• Task to complete
Reproduce the listing below word for word, with no pictures.

* BEGIN Stored rows *

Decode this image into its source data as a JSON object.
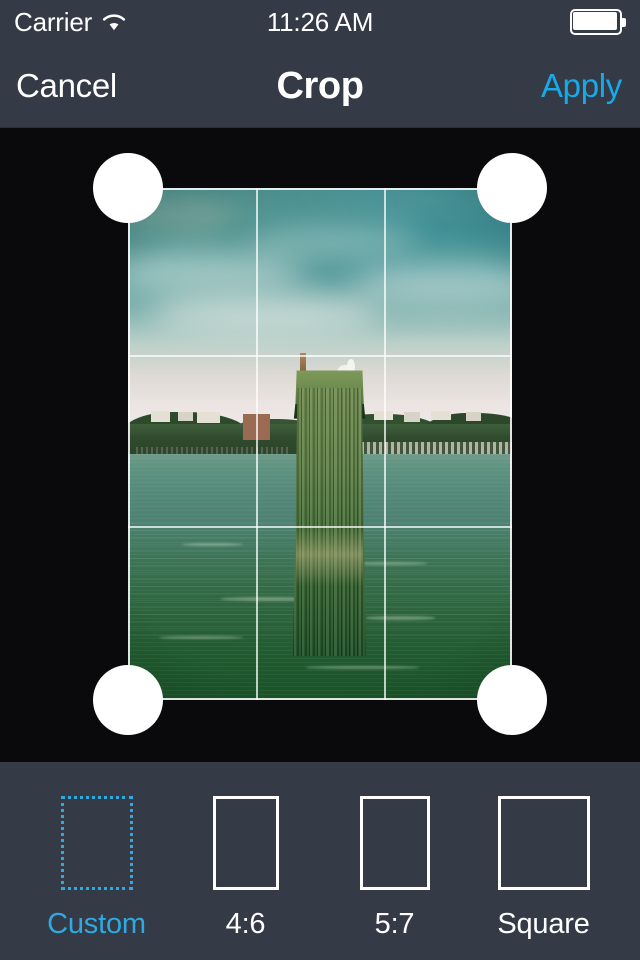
{
  "status_bar": {
    "carrier": "Carrier",
    "wifi_icon": "wifi-icon",
    "time": "11:26 AM",
    "battery_icon": "battery-full-icon"
  },
  "nav_bar": {
    "cancel_label": "Cancel",
    "title": "Crop",
    "apply_label": "Apply",
    "apply_color": "#18a9e8",
    "background": "#343a46"
  },
  "editor": {
    "photo_description": "Cluster of weathered wooden pilings in green harbor water with a seagull perched on top, distant tree-lined shore with buildings under a teal sky",
    "crop_grid": {
      "columns": 3,
      "rows": 3,
      "visible": true
    },
    "handles": [
      {
        "name": "top-left"
      },
      {
        "name": "top-right"
      },
      {
        "name": "bottom-left"
      },
      {
        "name": "bottom-right"
      }
    ]
  },
  "toolbar": {
    "background": "#343a46",
    "selected": "Custom",
    "accent_color": "#2fa9e0",
    "ratios": [
      {
        "label": "Custom",
        "selected": true
      },
      {
        "label": "4:6",
        "selected": false
      },
      {
        "label": "5:7",
        "selected": false
      },
      {
        "label": "Square",
        "selected": false
      }
    ]
  }
}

* END Stored rows *

• The answer
Decode this image into its source data as a JSON object.
{
  "status_bar": {
    "carrier": "Carrier",
    "wifi_icon": "wifi-icon",
    "time": "11:26 AM",
    "battery_icon": "battery-full-icon"
  },
  "nav_bar": {
    "cancel_label": "Cancel",
    "title": "Crop",
    "apply_label": "Apply",
    "apply_color": "#18a9e8",
    "background": "#343a46"
  },
  "editor": {
    "photo_description": "Cluster of weathered wooden pilings in green harbor water with a seagull perched on top, distant tree-lined shore with buildings under a teal sky",
    "crop_grid": {
      "columns": 3,
      "rows": 3,
      "visible": true
    },
    "handles": [
      {
        "name": "top-left"
      },
      {
        "name": "top-right"
      },
      {
        "name": "bottom-left"
      },
      {
        "name": "bottom-right"
      }
    ]
  },
  "toolbar": {
    "background": "#343a46",
    "selected": "Custom",
    "accent_color": "#2fa9e0",
    "ratios": [
      {
        "label": "Custom",
        "selected": true
      },
      {
        "label": "4:6",
        "selected": false
      },
      {
        "label": "5:7",
        "selected": false
      },
      {
        "label": "Square",
        "selected": false
      }
    ]
  }
}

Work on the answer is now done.